↓
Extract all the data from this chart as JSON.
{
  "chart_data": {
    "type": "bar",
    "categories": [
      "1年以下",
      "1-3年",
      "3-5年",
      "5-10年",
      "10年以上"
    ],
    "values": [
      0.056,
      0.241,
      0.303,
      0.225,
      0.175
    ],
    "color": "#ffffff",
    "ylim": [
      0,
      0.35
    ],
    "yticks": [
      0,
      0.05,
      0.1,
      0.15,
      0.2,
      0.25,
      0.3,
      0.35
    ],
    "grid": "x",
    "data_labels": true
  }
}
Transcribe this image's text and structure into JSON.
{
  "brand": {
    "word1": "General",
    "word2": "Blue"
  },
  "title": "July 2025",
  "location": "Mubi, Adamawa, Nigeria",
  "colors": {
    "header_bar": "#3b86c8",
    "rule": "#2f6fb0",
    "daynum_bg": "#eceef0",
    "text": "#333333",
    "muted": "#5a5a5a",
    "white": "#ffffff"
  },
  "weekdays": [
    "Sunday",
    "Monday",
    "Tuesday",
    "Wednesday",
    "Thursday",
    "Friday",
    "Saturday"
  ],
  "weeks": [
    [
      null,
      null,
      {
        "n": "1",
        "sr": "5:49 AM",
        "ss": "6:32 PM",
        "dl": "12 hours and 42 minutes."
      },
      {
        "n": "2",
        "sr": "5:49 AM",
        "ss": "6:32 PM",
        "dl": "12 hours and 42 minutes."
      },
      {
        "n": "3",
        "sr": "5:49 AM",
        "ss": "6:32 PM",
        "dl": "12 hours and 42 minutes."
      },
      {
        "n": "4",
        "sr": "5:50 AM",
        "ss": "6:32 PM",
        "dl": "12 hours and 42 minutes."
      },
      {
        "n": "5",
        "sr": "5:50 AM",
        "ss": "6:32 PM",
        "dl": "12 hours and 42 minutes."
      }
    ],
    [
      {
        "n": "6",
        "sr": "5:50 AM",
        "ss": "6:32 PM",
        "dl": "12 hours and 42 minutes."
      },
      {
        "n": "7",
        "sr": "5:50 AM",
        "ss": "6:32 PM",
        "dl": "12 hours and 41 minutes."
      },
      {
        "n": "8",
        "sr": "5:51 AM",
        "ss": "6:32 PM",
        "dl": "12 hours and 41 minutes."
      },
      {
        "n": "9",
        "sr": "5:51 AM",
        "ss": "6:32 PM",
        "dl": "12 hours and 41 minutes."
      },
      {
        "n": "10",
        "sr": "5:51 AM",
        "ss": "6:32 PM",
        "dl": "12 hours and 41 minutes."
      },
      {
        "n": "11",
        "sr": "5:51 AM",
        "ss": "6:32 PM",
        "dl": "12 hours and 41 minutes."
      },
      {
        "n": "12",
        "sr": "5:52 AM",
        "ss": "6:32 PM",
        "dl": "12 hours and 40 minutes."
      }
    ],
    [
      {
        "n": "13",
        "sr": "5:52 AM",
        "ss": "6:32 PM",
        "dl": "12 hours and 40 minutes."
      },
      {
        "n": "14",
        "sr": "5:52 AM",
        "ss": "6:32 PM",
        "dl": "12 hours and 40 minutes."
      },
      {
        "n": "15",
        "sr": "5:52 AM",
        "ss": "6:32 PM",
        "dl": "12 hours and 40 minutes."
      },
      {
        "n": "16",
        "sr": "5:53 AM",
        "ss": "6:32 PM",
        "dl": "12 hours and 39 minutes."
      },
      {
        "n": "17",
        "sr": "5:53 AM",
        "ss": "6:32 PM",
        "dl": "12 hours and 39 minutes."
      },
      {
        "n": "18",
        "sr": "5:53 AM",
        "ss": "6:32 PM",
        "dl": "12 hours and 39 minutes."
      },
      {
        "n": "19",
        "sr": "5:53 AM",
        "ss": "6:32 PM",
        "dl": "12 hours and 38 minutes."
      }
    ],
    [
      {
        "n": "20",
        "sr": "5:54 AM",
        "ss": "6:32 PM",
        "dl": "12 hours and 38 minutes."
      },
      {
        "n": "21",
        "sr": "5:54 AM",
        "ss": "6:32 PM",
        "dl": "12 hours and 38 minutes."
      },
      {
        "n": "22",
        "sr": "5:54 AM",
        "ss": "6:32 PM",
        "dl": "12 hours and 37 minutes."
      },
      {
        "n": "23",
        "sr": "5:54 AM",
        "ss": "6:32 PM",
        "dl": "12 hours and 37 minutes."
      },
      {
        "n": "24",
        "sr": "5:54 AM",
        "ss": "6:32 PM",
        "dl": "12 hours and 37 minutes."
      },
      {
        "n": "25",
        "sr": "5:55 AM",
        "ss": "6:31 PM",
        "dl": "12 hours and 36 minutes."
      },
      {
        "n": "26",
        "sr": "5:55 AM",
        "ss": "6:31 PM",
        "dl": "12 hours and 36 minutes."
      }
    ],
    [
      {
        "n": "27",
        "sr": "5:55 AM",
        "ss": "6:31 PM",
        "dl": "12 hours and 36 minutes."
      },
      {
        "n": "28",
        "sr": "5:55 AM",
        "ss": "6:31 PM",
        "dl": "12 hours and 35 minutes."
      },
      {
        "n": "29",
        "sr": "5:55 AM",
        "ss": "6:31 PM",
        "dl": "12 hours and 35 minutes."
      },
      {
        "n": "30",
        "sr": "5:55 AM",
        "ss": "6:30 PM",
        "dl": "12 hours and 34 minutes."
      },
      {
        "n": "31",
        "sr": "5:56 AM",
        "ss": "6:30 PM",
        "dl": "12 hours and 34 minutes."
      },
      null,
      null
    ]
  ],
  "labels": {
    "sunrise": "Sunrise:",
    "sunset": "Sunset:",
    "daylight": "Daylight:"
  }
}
↑
Problem:
Return nothing except the number of lines that include the string "this".

Worked answer:
2